— Begin DATA FOR THIS EXERCISE —

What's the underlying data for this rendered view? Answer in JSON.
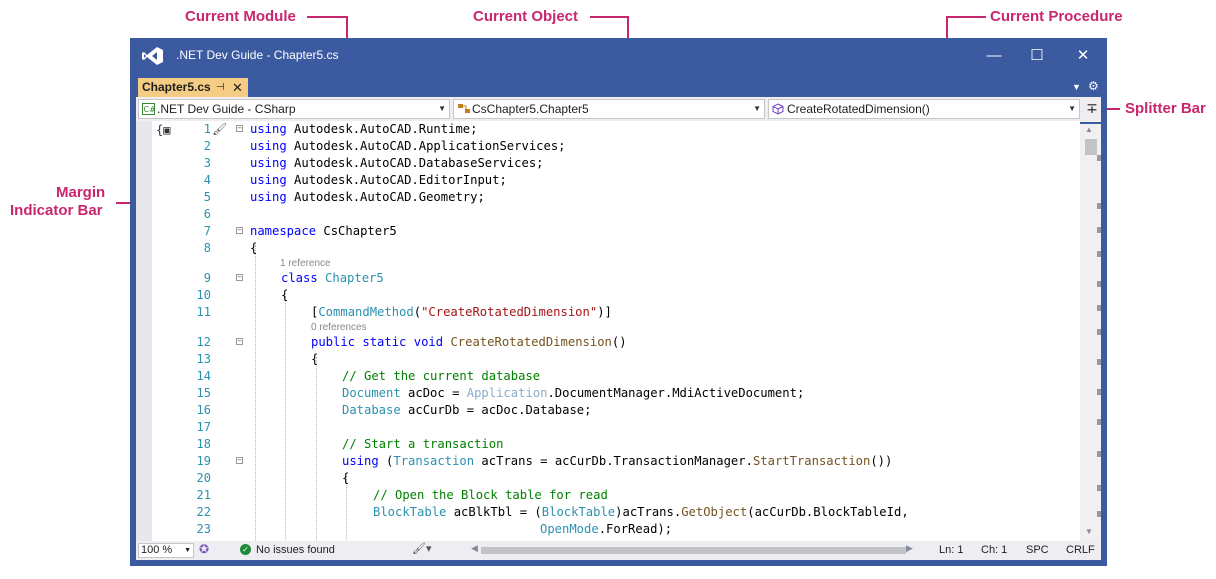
{
  "callouts": {
    "current_module": "Current Module",
    "current_object": "Current Object",
    "current_procedure": "Current Procedure",
    "splitter_bar": "Splitter Bar",
    "margin_indicator_line1": "Margin",
    "margin_indicator_line2": "Indicator Bar"
  },
  "window": {
    "title": ".NET Dev Guide - Chapter5.cs",
    "minimize": "—",
    "maximize": "☐",
    "close": "✕"
  },
  "tab": {
    "label": "Chapter5.cs",
    "pin": "⊣",
    "close": "✕"
  },
  "navbar": {
    "module": ".NET Dev Guide - CSharp",
    "object": "CsChapter5.Chapter5",
    "procedure": "CreateRotatedDimension()"
  },
  "lens": {
    "class_refs": "1 reference",
    "method_refs": "0 references"
  },
  "code_lines": [
    {
      "num": "1"
    },
    {
      "num": "2"
    },
    {
      "num": "3"
    },
    {
      "num": "4"
    },
    {
      "num": "5"
    },
    {
      "num": "6"
    },
    {
      "num": "7"
    },
    {
      "num": "8"
    },
    {
      "num": "9"
    },
    {
      "num": "10"
    },
    {
      "num": "11"
    },
    {
      "num": "12"
    },
    {
      "num": "13"
    },
    {
      "num": "14"
    },
    {
      "num": "15"
    },
    {
      "num": "16"
    },
    {
      "num": "17"
    },
    {
      "num": "18"
    },
    {
      "num": "19"
    },
    {
      "num": "20"
    },
    {
      "num": "21"
    },
    {
      "num": "22"
    },
    {
      "num": "23"
    }
  ],
  "code": {
    "using": "using",
    "ns_runtime": " Autodesk.AutoCAD.Runtime;",
    "ns_appservices": " Autodesk.AutoCAD.ApplicationServices;",
    "ns_dbservices": " Autodesk.AutoCAD.DatabaseServices;",
    "ns_editorinput": " Autodesk.AutoCAD.EditorInput;",
    "ns_geometry": " Autodesk.AutoCAD.Geometry;",
    "namespace_kw": "namespace",
    "namespace_name": " CsChapter5",
    "open_brace": "{",
    "class_kw": "class",
    "class_name": "Chapter5",
    "attr_open": "[",
    "attr_name": "CommandMethod",
    "attr_paren": "(",
    "attr_string": "\"CreateRotatedDimension\"",
    "attr_close": ")]",
    "public_kw": "public",
    "static_kw": "static",
    "void_kw": "void",
    "method_name": "CreateRotatedDimension",
    "method_parens": "()",
    "comment_db": "// Get the current database",
    "document_type": "Document",
    "acdoc_assign": " acDoc = ",
    "application": "Application",
    "docmgr": ".DocumentManager.MdiActiveDocument;",
    "database_type": "Database",
    "accurdb_assign": " acCurDb = acDoc.Database;",
    "comment_trans": "// Start a transaction",
    "using_open": " (",
    "transaction_type": "Transaction",
    "actrans_assign": " acTrans = ",
    "accurdb": "acCurDb",
    "transmgr": ".TransactionManager.",
    "start_trans": "StartTransaction",
    "end_using": "())",
    "comment_block": "// Open the Block table for read",
    "blocktable_type": "BlockTable",
    "acblktbl_assign": " acBlkTbl = (",
    "cast_close": ")acTrans.",
    "getobject": "GetObject",
    "getobject_args": "(acCurDb.BlockTableId,",
    "openmode": "OpenMode",
    "forread": ".ForRead);"
  },
  "statusbar": {
    "zoom": "100 %",
    "issues": "No issues found",
    "ln": "Ln: 1",
    "ch": "Ch: 1",
    "spc": "SPC",
    "crlf": "CRLF"
  },
  "colors": {
    "accent": "#c8266e",
    "window_frame": "#3b5aa0",
    "active_tab": "#f5cc84",
    "keyword": "#0000ff",
    "type": "#2b91af",
    "string": "#a31515",
    "comment": "#008000"
  }
}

— End DATA FOR THIS EXERCISE —

EXERCISE: Gather each line from the listing above that holds "acDoc".

TASK SOLUTION:
    "acdoc_assign": " acDoc = ",
    "accurdb_assign": " acCurDb = acDoc.Database;",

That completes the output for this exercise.